TASK GOAL
Write out every entry precisely as given, leaving the pictures out.

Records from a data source
/---

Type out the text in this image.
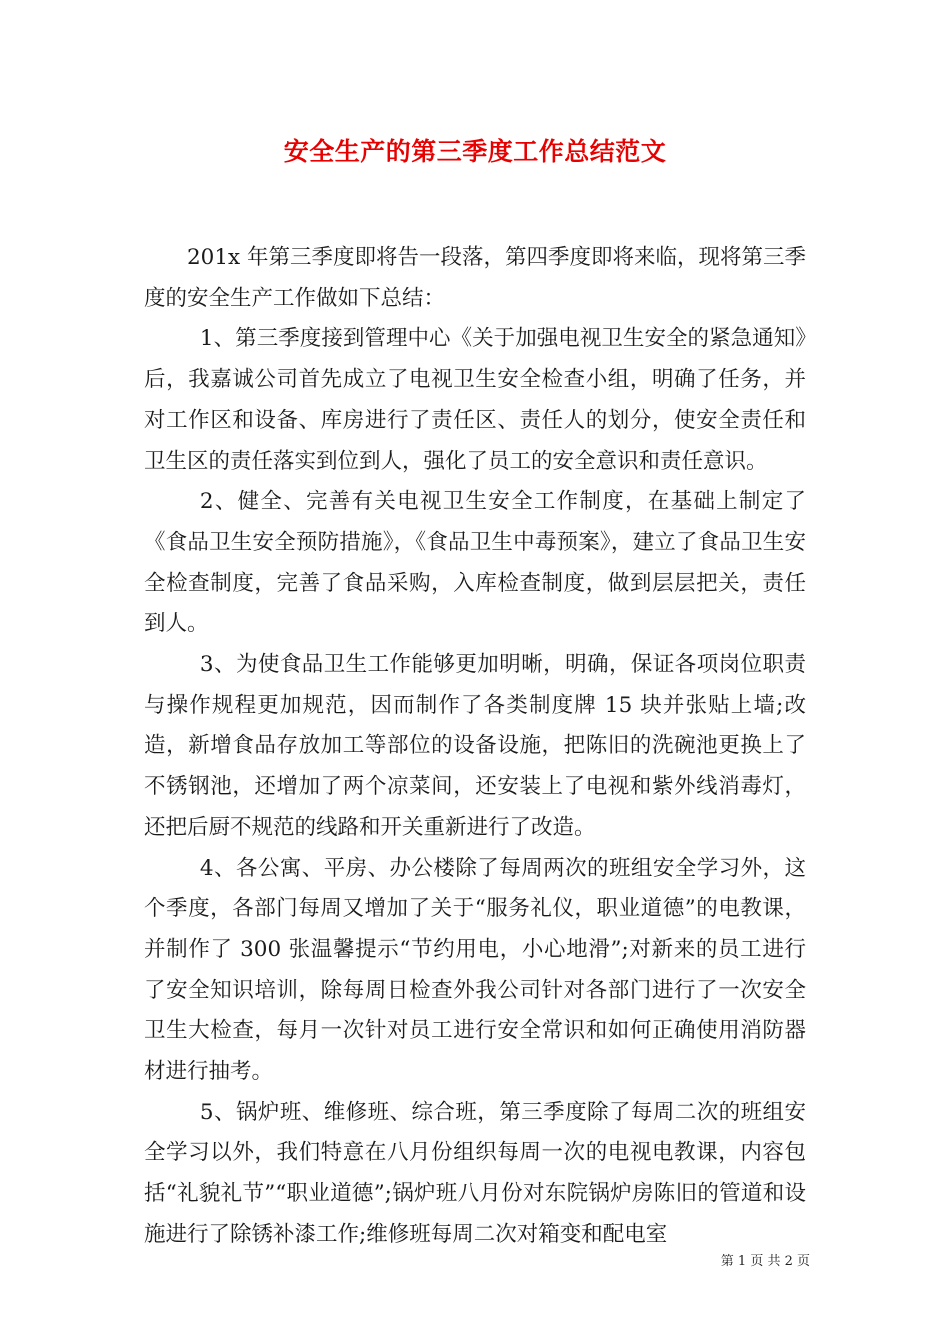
安全生产的第三季度工作总结范文

201x 年第三季度即将告一段落，第四季度即将来临，现将第三季度的安全生产工作做如下总结：

1、第三季度接到管理中心《关于加强电视卫生安全的紧急通知》后，我嘉诚公司首先成立了电视卫生安全检查小组，明确了任务，并对工作区和设备、库房进行了责任区、责任人的划分，使安全责任和卫生区的责任落实到位到人，强化了员工的安全意识和责任意识。

2、健全、完善有关电视卫生安全工作制度，在基础上制定了《食品卫生安全预防措施》，《食品卫生中毒预案》，建立了食品卫生安全检查制度，完善了食品采购，入库检查制度，做到层层把关，责任到人。

3、为使食品卫生工作能够更加明晰，明确，保证各项岗位职责与操作规程更加规范，因而制作了各类制度牌 15 块并张贴上墙;改造，新增食品存放加工等部位的设备设施，把陈旧的洗碗池更换上了不锈钢池，还增加了两个凉菜间，还安装上了电视和紫外线消毒灯，还把后厨不规范的线路和开关重新进行了改造。

4、各公寓、平房、办公楼除了每周两次的班组安全学习外，这个季度，各部门每周又增加了关于“服务礼仪，职业道德”的电教课，并制作了 300 张温馨提示“节约用电，小心地滑”;对新来的员工进行了安全知识培训，除每周日检查外我公司针对各部门进行了一次安全卫生大检查，每月一次针对员工进行安全常识和如何正确使用消防器材进行抽考。

5、锅炉班、维修班、综合班，第三季度除了每周二次的班组安全学习以外，我们特意在八月份组织每周一次的电视电教课，内容包括“礼貌礼节”“职业道德”;锅炉班八月份对东院锅炉房陈旧的管道和设施进行了除锈补漆工作;维修班每周二次对箱变和配电室

第 1 页 共 2 页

\---

ANSWER TO THE PROBLEM
Type out the text in this image.
安全生产的第三季度工作总结范文

201x 年第三季度即将告一段落，第四季度即将来临，现将第三季度的安全生产工作做如下总结：

1、第三季度接到管理中心《关于加强电视卫生安全的紧急通知》后，我嘉诚公司首先成立了电视卫生安全检查小组，明确了任务，并对工作区和设备、库房进行了责任区、责任人的划分，使安全责任和卫生区的责任落实到位到人，强化了员工的安全意识和责任意识。

2、健全、完善有关电视卫生安全工作制度，在基础上制定了《食品卫生安全预防措施》，《食品卫生中毒预案》，建立了食品卫生安全检查制度，完善了食品采购，入库检查制度，做到层层把关，责任到人。

3、为使食品卫生工作能够更加明晰，明确，保证各项岗位职责与操作规程更加规范，因而制作了各类制度牌 15 块并张贴上墙;改造，新增食品存放加工等部位的设备设施，把陈旧的洗碗池更换上了不锈钢池，还增加了两个凉菜间，还安装上了电视和紫外线消毒灯，还把后厨不规范的线路和开关重新进行了改造。

4、各公寓、平房、办公楼除了每周两次的班组安全学习外，这个季度，各部门每周又增加了关于“服务礼仪，职业道德”的电教课，并制作了 300 张温馨提示“节约用电，小心地滑”;对新来的员工进行了安全知识培训，除每周日检查外我公司针对各部门进行了一次安全卫生大检查，每月一次针对员工进行安全常识和如何正确使用消防器材进行抽考。

5、锅炉班、维修班、综合班，第三季度除了每周二次的班组安全学习以外，我们特意在八月份组织每周一次的电视电教课，内容包括“礼貌礼节”“职业道德”;锅炉班八月份对东院锅炉房陈旧的管道和设施进行了除锈补漆工作;维修班每周二次对箱变和配电室

第 1 页 共 2 页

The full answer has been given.